-- Given records start --
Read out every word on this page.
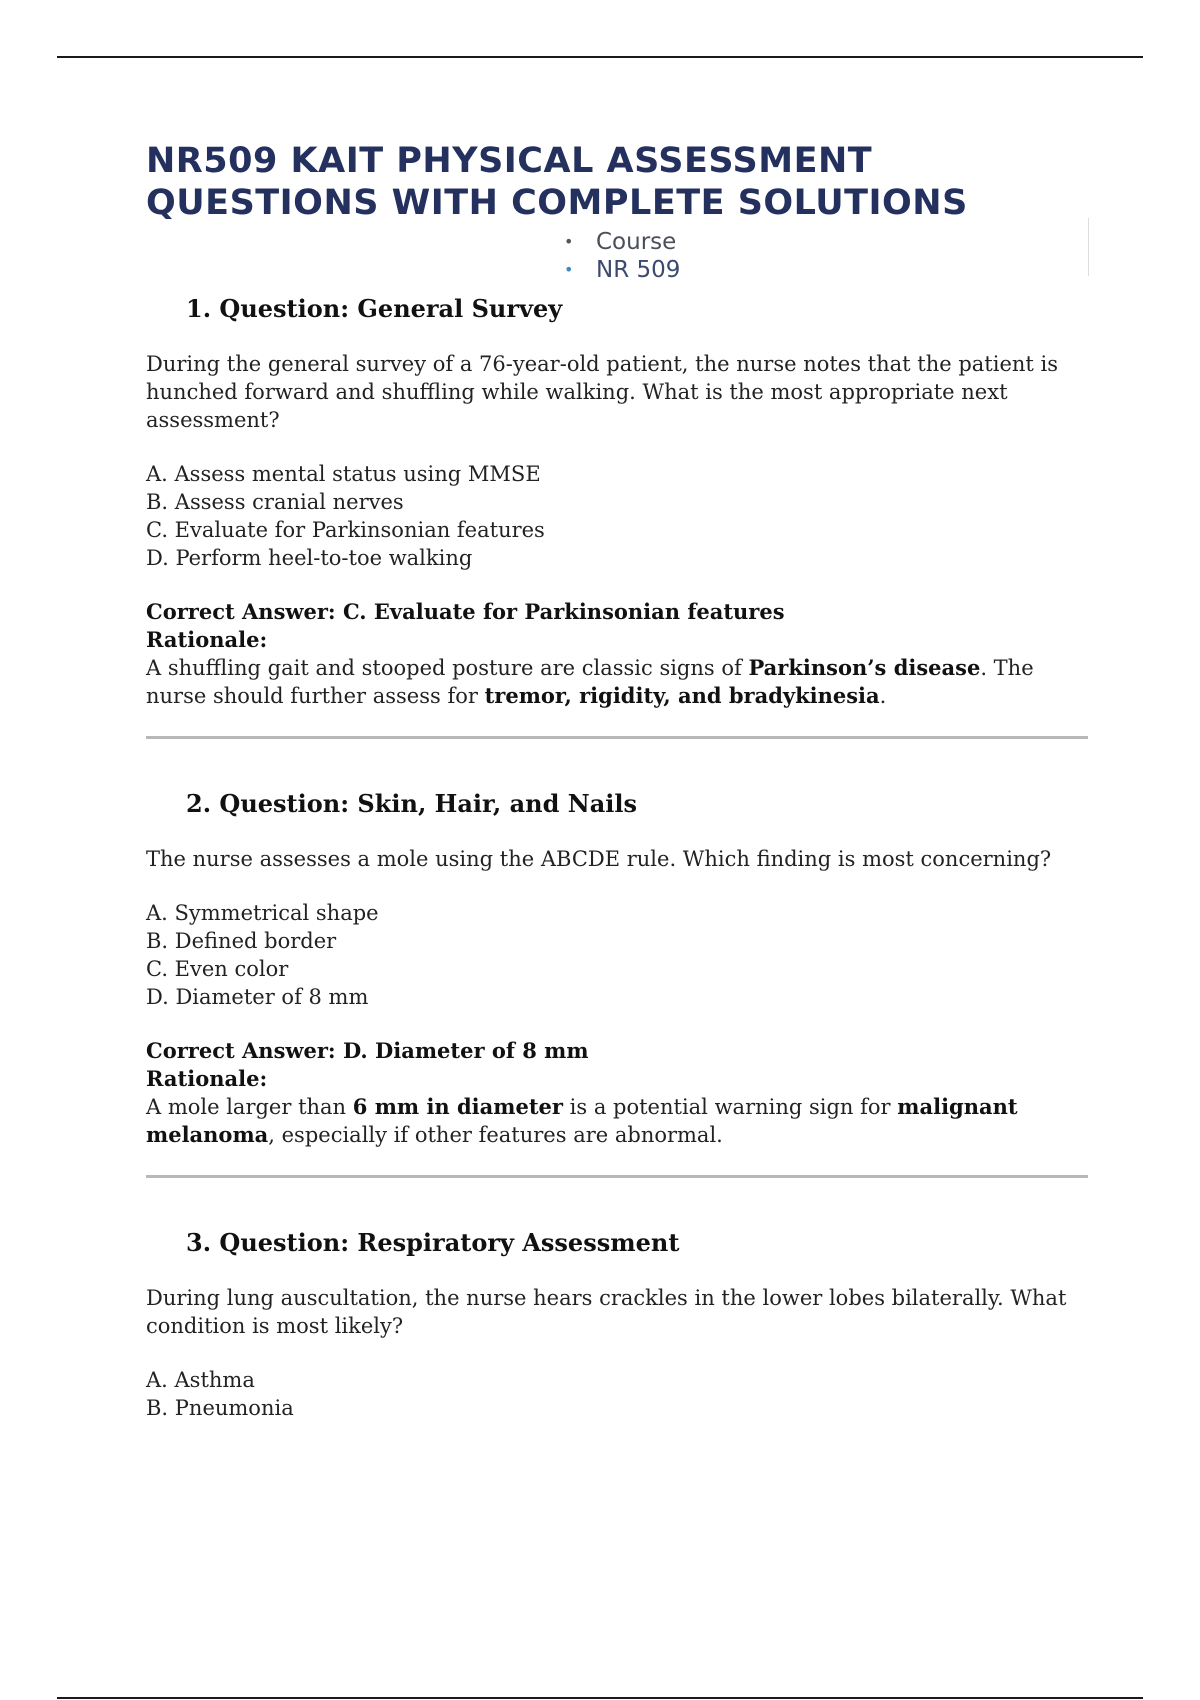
NR509 KAIT PHYSICAL ASSESSMENT
QUESTIONS WITH COMPLETE SOLUTIONS
• Course
• NR 509
1. Question: General Survey

During the general survey of a 76-year-old patient, the nurse notes that the patient is hunched forward and shuffling while walking. What is the most appropriate next assessment?

A. Assess mental status using MMSE
B. Assess cranial nerves
C. Evaluate for Parkinsonian features
D. Perform heel-to-toe walking

Correct Answer: C. Evaluate for Parkinsonian features

Rationale:

A shuffling gait and stooped posture are classic signs of Parkinson’s disease. The nurse should further assess for tremor, rigidity, and bradykinesia.

2. Question: Skin, Hair, and Nails

The nurse assesses a mole using the ABCDE rule. Which finding is most concerning?

A. Symmetrical shape
B. Defined border
C. Even color
D. Diameter of 8 mm

Correct Answer: D. Diameter of 8 mm

Rationale:

A mole larger than 6 mm in diameter is a potential warning sign for malignant melanoma, especially if other features are abnormal.

3. Question: Respiratory Assessment

During lung auscultation, the nurse hears crackles in the lower lobes bilaterally. What condition is most likely?

A. Asthma
B. Pneumonia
-- Given records end --
## What is expected
Images do not belong in the copy; reproduce all other parts of the records above verbatim.

## Result of this exercise
Read out every word on this page.
NR509 KAIT PHYSICAL ASSESSMENT
QUESTIONS WITH COMPLETE SOLUTIONS
• Course
• NR 509
1. Question: General Survey

During the general survey of a 76-year-old patient, the nurse notes that the patient is hunched forward and shuffling while walking. What is the most appropriate next assessment?

A. Assess mental status using MMSE
B. Assess cranial nerves
C. Evaluate for Parkinsonian features
D. Perform heel-to-toe walking

Correct Answer: C. Evaluate for Parkinsonian features

Rationale:

A shuffling gait and stooped posture are classic signs of Parkinson’s disease. The nurse should further assess for tremor, rigidity, and bradykinesia.

2. Question: Skin, Hair, and Nails

The nurse assesses a mole using the ABCDE rule. Which finding is most concerning?

A. Symmetrical shape
B. Defined border
C. Even color
D. Diameter of 8 mm

Correct Answer: D. Diameter of 8 mm

Rationale:

A mole larger than 6 mm in diameter is a potential warning sign for malignant melanoma, especially if other features are abnormal.

3. Question: Respiratory Assessment

During lung auscultation, the nurse hears crackles in the lower lobes bilaterally. What condition is most likely?

A. Asthma
B. Pneumonia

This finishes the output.